** TASK PROMPT **
Restate the entries word for word, omitting nothing.

**** SOURCE MATERIAL

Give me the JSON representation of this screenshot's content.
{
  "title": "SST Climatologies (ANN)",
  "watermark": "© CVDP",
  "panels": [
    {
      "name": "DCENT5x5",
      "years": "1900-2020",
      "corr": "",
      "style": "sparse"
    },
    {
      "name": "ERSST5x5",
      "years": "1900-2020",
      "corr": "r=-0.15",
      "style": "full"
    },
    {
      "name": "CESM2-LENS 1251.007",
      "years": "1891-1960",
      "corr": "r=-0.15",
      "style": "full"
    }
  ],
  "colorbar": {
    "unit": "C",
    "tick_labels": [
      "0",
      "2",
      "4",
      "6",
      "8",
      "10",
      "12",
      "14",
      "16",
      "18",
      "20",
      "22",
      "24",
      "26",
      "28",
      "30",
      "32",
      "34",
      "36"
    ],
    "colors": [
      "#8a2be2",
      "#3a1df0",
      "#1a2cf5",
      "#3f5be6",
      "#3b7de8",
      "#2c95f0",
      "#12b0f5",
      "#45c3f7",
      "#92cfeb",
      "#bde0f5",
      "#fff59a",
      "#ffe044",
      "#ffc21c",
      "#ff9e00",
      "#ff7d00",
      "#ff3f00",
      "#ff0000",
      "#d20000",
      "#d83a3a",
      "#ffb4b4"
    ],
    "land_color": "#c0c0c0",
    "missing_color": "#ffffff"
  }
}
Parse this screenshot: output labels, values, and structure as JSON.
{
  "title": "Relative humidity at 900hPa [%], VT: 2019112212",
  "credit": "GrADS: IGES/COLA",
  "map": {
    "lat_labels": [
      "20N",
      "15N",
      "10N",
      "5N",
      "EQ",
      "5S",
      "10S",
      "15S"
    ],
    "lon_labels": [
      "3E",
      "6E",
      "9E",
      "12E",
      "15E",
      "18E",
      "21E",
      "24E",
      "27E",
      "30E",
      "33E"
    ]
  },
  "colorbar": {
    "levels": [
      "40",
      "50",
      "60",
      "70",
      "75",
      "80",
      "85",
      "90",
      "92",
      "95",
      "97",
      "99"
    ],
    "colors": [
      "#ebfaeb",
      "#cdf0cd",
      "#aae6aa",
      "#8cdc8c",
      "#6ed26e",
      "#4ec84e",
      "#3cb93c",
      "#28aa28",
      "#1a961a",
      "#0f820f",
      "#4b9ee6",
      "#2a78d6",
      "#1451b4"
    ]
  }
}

********

** PROBLEM SOLUTION **
Give me the JSON representation of this screenshot's content.
{
  "title": "SST Climatologies (ANN)",
  "watermark": "© CVDP",
  "panels": [
    {
      "name": "DCENT5x5",
      "years": "1900-2020",
      "corr": "",
      "style": "sparse"
    },
    {
      "name": "ERSST5x5",
      "years": "1900-2020",
      "corr": "r=-0.15",
      "style": "full"
    },
    {
      "name": "CESM2-LENS 1251.007",
      "years": "1891-1960",
      "corr": "r=-0.15",
      "style": "full"
    }
  ],
  "colorbar": {
    "unit": "C",
    "tick_labels": [
      "0",
      "2",
      "4",
      "6",
      "8",
      "10",
      "12",
      "14",
      "16",
      "18",
      "20",
      "22",
      "24",
      "26",
      "28",
      "30",
      "32",
      "34",
      "36"
    ],
    "colors": [
      "#8a2be2",
      "#3a1df0",
      "#1a2cf5",
      "#3f5be6",
      "#3b7de8",
      "#2c95f0",
      "#12b0f5",
      "#45c3f7",
      "#92cfeb",
      "#bde0f5",
      "#fff59a",
      "#ffe044",
      "#ffc21c",
      "#ff9e00",
      "#ff7d00",
      "#ff3f00",
      "#ff0000",
      "#d20000",
      "#d83a3a",
      "#ffb4b4"
    ],
    "land_color": "#c0c0c0",
    "missing_color": "#ffffff"
  }
}
Parse this screenshot: output labels, values, and structure as JSON.
{
  "title": "Relative humidity at 900hPa [%], VT: 2019112212",
  "credit": "GrADS: IGES/COLA",
  "map": {
    "lat_labels": [
      "20N",
      "15N",
      "10N",
      "5N",
      "EQ",
      "5S",
      "10S",
      "15S"
    ],
    "lon_labels": [
      "3E",
      "6E",
      "9E",
      "12E",
      "15E",
      "18E",
      "21E",
      "24E",
      "27E",
      "30E",
      "33E"
    ]
  },
  "colorbar": {
    "levels": [
      "40",
      "50",
      "60",
      "70",
      "75",
      "80",
      "85",
      "90",
      "92",
      "95",
      "97",
      "99"
    ],
    "colors": [
      "#ebfaeb",
      "#cdf0cd",
      "#aae6aa",
      "#8cdc8c",
      "#6ed26e",
      "#4ec84e",
      "#3cb93c",
      "#28aa28",
      "#1a961a",
      "#0f820f",
      "#4b9ee6",
      "#2a78d6",
      "#1451b4"
    ]
  }
}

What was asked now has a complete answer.